◆ **TO BE DONE**
Answer with one number: how many lines hold the string "Forecast".

◆ **DATA PROVIDED**
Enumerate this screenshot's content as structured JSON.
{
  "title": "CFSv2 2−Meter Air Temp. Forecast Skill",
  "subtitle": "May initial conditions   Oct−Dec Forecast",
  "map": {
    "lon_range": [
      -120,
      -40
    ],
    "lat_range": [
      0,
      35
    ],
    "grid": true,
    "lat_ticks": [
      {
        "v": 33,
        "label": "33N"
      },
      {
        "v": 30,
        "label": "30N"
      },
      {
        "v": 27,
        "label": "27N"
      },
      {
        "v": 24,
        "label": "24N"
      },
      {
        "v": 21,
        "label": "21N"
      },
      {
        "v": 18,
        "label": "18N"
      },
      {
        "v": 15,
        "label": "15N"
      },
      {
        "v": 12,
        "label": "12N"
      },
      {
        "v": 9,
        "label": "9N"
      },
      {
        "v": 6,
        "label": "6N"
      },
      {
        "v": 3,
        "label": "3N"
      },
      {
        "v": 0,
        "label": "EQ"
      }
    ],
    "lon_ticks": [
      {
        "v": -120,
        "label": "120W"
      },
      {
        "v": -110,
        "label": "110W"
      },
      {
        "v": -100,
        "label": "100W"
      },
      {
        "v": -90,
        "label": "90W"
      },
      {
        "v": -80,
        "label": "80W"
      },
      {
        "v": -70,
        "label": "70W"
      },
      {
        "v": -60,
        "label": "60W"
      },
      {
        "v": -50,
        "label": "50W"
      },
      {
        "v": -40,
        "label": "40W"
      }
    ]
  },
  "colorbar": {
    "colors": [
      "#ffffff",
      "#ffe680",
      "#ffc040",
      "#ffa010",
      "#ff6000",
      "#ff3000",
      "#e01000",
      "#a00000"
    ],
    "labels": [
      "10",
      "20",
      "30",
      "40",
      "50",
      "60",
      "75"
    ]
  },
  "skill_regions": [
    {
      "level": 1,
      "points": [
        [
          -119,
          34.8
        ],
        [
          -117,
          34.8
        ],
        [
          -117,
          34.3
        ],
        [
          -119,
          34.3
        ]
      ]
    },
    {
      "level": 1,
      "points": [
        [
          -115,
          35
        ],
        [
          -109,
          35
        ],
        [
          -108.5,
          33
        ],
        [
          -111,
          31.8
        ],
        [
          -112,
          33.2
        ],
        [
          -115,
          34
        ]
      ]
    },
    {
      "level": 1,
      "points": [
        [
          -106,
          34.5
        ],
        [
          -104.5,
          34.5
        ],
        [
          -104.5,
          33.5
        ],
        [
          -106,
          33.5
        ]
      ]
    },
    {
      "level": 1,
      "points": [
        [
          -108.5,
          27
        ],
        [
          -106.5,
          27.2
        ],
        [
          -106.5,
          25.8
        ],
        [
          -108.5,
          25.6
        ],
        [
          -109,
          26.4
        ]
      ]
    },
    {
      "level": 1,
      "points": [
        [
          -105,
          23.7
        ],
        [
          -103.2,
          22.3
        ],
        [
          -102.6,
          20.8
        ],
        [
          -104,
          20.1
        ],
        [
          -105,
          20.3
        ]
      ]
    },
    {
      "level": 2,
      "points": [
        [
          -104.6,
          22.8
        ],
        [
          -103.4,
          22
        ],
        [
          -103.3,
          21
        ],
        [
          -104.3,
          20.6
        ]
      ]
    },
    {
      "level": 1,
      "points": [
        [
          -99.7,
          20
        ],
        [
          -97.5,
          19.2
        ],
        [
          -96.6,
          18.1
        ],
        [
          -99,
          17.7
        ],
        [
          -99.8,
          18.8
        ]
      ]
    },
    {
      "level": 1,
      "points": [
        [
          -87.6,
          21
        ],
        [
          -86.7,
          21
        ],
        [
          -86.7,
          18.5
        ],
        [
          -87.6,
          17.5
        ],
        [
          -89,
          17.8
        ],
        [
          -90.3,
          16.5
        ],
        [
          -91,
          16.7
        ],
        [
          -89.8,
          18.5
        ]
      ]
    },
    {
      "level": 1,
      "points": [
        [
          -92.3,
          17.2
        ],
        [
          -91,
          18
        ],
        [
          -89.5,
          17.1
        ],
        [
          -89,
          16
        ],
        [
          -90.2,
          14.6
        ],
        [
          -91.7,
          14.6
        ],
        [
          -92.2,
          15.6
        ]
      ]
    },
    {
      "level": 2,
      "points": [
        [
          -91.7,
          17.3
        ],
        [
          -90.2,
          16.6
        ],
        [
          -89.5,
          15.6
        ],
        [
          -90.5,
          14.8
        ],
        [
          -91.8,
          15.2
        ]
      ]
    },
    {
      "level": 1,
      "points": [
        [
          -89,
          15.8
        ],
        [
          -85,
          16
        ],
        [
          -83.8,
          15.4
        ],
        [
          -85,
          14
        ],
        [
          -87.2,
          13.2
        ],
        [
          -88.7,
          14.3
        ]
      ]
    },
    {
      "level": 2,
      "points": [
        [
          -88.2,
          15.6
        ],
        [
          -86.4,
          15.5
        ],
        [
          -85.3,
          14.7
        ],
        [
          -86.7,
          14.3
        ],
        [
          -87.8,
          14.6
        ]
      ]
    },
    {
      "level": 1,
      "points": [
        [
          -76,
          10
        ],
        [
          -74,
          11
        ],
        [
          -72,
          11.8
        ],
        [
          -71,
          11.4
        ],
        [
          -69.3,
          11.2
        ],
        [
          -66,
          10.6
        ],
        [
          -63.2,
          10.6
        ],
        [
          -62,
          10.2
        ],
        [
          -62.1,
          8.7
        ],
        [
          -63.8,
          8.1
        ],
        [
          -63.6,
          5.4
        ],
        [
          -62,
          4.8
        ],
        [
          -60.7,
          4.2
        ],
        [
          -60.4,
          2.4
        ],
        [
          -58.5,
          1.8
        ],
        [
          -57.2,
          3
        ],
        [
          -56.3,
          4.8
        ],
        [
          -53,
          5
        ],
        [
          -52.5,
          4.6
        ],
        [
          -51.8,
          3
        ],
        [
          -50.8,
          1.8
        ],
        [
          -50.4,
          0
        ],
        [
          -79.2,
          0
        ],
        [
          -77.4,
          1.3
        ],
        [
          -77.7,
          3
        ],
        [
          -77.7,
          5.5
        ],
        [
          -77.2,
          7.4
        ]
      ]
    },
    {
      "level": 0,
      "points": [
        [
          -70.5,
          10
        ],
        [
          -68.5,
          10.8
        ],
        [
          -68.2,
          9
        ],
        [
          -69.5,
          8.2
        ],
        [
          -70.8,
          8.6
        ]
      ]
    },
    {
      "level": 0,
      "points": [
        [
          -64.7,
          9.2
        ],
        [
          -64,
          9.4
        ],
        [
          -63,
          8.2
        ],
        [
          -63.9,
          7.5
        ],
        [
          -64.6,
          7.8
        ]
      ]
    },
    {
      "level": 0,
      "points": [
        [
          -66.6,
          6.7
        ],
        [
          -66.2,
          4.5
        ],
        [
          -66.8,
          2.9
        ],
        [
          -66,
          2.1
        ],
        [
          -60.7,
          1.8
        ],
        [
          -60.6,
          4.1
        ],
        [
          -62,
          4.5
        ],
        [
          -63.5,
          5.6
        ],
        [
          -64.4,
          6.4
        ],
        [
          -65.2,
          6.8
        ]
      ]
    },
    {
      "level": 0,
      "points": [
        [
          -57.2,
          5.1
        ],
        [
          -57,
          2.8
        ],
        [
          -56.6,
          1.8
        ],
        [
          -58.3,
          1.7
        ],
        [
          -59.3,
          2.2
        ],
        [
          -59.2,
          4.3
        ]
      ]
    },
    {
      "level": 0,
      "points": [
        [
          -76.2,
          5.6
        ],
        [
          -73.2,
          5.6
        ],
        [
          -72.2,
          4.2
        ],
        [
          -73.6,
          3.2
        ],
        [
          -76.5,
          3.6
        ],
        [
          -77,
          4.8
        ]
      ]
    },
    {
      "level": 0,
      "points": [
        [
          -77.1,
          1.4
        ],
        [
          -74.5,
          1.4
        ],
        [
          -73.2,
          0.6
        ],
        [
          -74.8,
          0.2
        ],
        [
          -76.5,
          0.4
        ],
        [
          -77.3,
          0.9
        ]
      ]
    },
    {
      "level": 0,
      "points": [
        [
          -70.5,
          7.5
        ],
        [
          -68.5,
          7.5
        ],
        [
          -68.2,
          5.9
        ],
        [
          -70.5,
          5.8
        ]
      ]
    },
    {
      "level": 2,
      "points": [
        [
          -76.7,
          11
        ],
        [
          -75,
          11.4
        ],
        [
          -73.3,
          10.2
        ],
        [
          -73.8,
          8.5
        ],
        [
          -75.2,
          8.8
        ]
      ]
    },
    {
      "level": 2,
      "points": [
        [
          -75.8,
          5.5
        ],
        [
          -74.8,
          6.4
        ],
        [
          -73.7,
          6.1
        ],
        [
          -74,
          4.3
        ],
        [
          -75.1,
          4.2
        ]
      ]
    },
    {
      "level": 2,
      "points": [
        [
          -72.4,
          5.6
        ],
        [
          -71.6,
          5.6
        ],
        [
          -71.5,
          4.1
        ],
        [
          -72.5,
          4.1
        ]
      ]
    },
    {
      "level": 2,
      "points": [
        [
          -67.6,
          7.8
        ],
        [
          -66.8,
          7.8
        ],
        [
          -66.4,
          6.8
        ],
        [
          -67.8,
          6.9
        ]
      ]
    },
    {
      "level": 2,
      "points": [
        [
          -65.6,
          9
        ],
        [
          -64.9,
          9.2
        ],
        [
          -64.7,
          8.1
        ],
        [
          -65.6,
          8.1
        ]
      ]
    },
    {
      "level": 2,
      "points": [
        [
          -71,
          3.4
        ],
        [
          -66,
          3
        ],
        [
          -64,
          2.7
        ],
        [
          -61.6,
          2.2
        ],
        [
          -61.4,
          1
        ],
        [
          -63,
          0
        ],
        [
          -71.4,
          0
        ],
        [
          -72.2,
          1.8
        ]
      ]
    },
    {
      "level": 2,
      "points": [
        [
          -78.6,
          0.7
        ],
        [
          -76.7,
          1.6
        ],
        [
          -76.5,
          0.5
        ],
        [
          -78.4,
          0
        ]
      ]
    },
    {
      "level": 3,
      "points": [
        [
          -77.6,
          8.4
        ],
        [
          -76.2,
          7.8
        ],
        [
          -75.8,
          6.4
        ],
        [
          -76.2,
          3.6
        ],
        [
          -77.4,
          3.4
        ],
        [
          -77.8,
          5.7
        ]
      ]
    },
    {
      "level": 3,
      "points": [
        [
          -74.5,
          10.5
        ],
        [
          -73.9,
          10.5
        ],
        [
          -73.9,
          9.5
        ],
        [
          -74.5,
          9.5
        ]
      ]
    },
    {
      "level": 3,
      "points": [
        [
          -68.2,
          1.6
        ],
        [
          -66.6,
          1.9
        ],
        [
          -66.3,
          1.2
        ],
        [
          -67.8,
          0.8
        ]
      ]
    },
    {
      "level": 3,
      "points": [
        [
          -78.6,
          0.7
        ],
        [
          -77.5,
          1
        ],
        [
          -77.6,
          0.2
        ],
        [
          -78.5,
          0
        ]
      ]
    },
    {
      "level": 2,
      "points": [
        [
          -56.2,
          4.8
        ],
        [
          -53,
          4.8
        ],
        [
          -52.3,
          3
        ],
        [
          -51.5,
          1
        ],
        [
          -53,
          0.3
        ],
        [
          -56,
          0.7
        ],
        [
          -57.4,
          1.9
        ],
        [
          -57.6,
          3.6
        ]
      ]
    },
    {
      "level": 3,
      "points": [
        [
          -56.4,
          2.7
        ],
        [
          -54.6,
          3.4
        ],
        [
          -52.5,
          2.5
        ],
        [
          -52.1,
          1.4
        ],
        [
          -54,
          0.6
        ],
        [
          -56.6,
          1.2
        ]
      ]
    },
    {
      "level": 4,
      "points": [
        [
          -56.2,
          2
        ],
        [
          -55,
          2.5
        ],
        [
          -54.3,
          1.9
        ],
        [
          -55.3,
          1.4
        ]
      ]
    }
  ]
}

◆ **ANSWER TO THIS TASK**
2